──────── Material supplied

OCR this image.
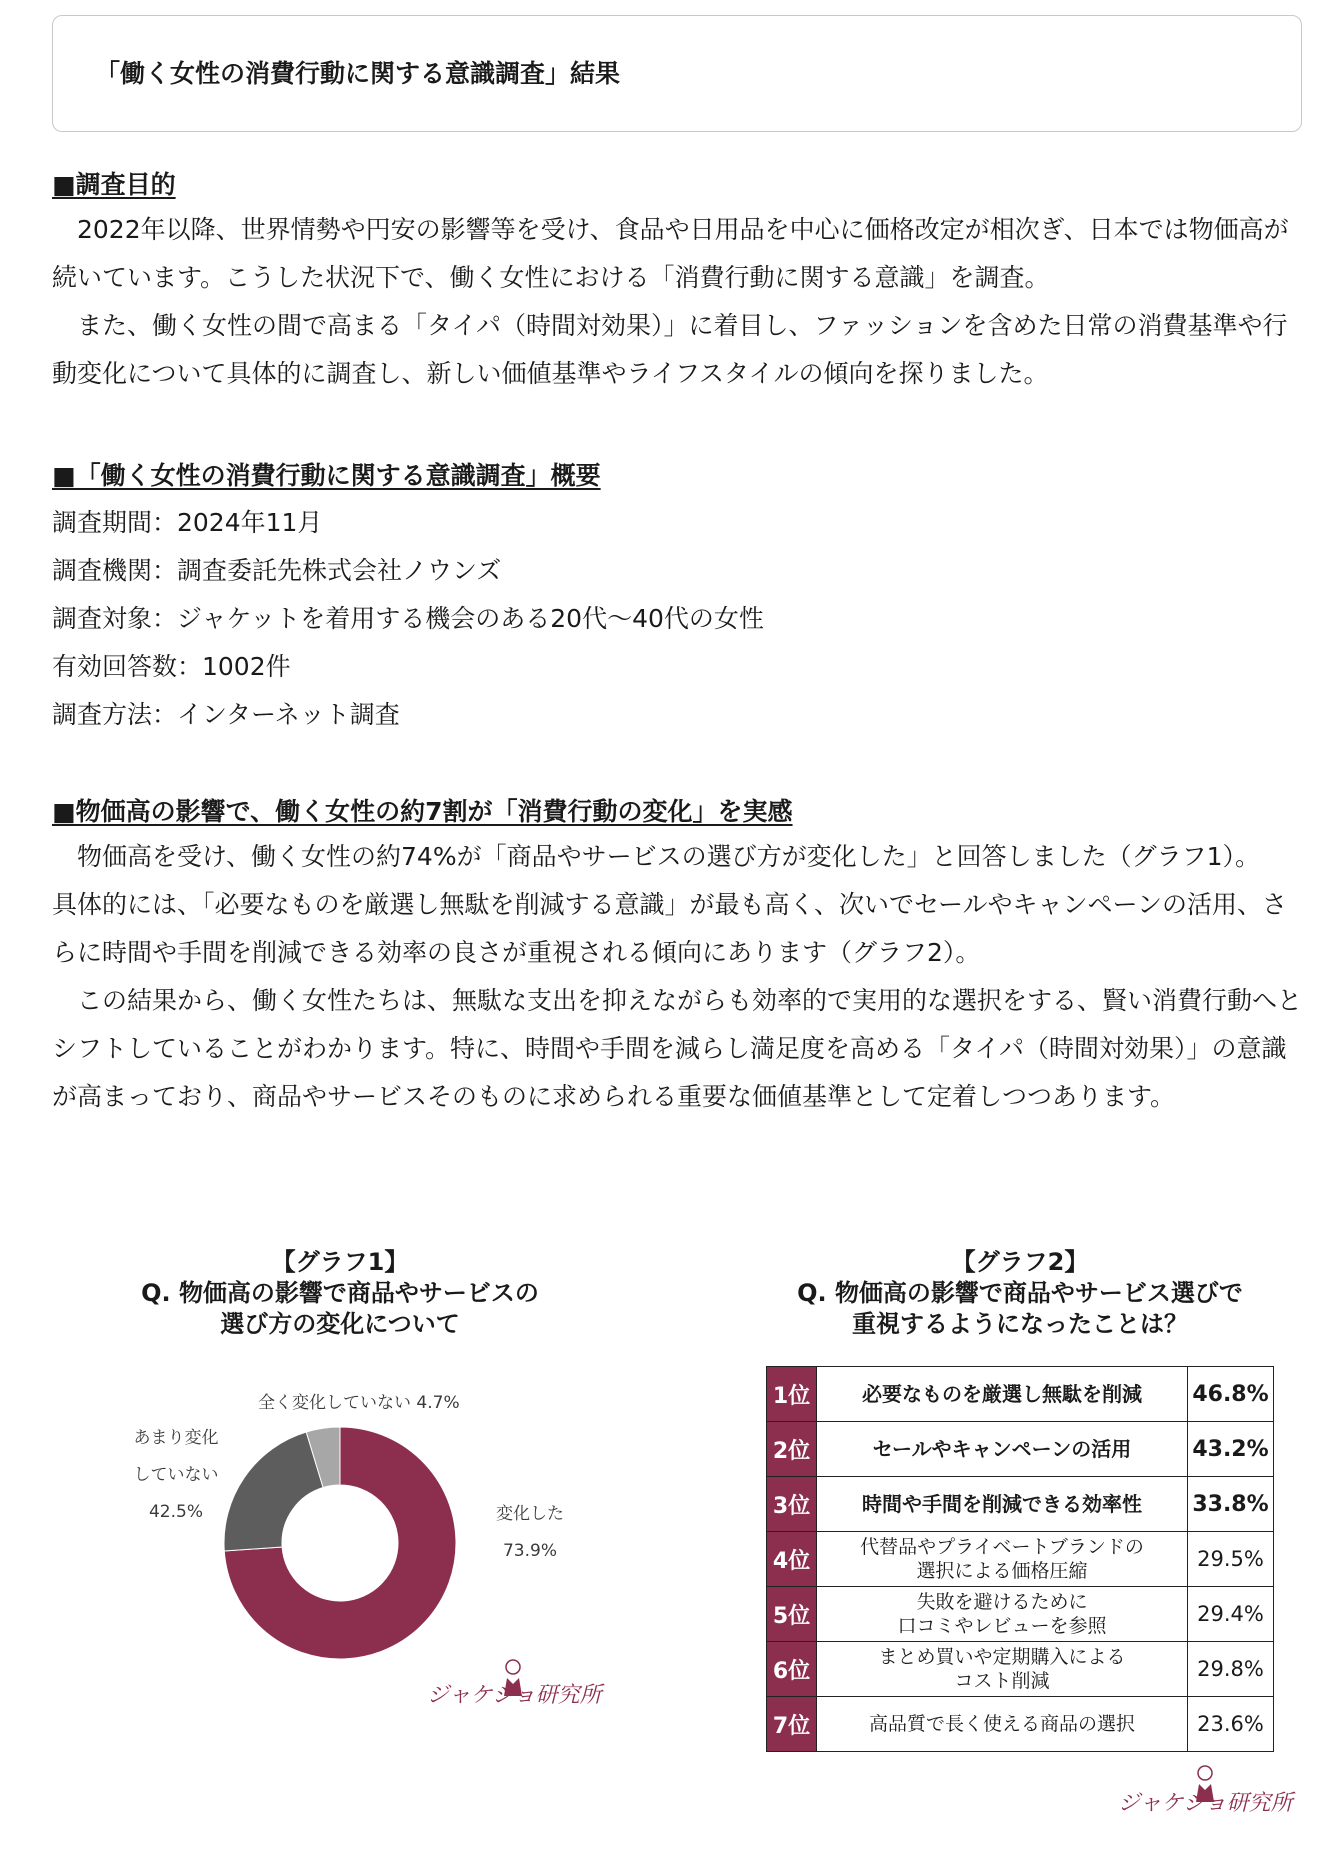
「働く女性の消費行動に関する意識調査」結果
■調査目的

　2022年以降、世界情勢や円安の影響等を受け、食品や日用品を中心に価格改定が相次ぎ、日本では物価高が続いています。こうした状況下で、働く女性における「消費行動に関する意識」を調査。

　また、働く女性の間で高まる「タイパ（時間対効果）」に着目し、ファッションを含めた日常の消費基準や行動変化について具体的に調査し、新しい価値基準やライフスタイルの傾向を探りました。

■「働く女性の消費行動に関する意識調査」概要
調査期間：2024年11月
調査機関：調査委託先株式会社ノウンズ
調査対象：ジャケットを着用する機会のある20代〜40代の女性
有効回答数：1002件
調査方法：インターネット調査
■物価高の影響で、働く女性の約7割が「消費行動の変化」を実感

　物価高を受け、働く女性の約74%が「商品やサービスの選び方が変化した」と回答しました（グラフ1）。

具体的には、「必要なものを厳選し無駄を削減する意識」が最も高く、次いでセールやキャンペーンの活用、さらに時間や手間を削減できる効率の良さが重視される傾向にあります（グラフ2）。

　この結果から、働く女性たちは、無駄な支出を抑えながらも効率的で実用的な選択をする、賢い消費行動へとシフトしていることがわかります。特に、時間や手間を減らし満足度を高める「タイパ（時間対効果）」の意識が高まっており、商品やサービスそのものに求められる重要な価値基準として定着しつつあります。

【グラフ1】
Q. 物価高の影響で商品やサービスの
選び方の変化について
全く変化していない 4.7%
あまり変化
していない
42.5%	変化した
73.9%
ジャケジョ研究所
【グラフ2】
Q. 物価高の影響で商品やサービス選びで
重視するようになったことは？
1位	必要なものを厳選し無駄を削減	46.8%
2位	セールやキャンペーンの活用	43.2%
3位	時間や手間を削減できる効率性	33.8%
4位	代替品やプライベートブランドの
選択による価格圧縮	29.5%
5位	失敗を避けるために
口コミやレビューを参照	29.4%
6位	まとめ買いや定期購入による
コスト削減	29.8%
7位	高品質で長く使える商品の選択	23.6%
ジャケジョ研究所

────────────────

> **Requirement**
Find how many lines in the listing contain the word "働く女性の消費行動に関する意識調査" and give that count alone.

> **Solution to the problem**
2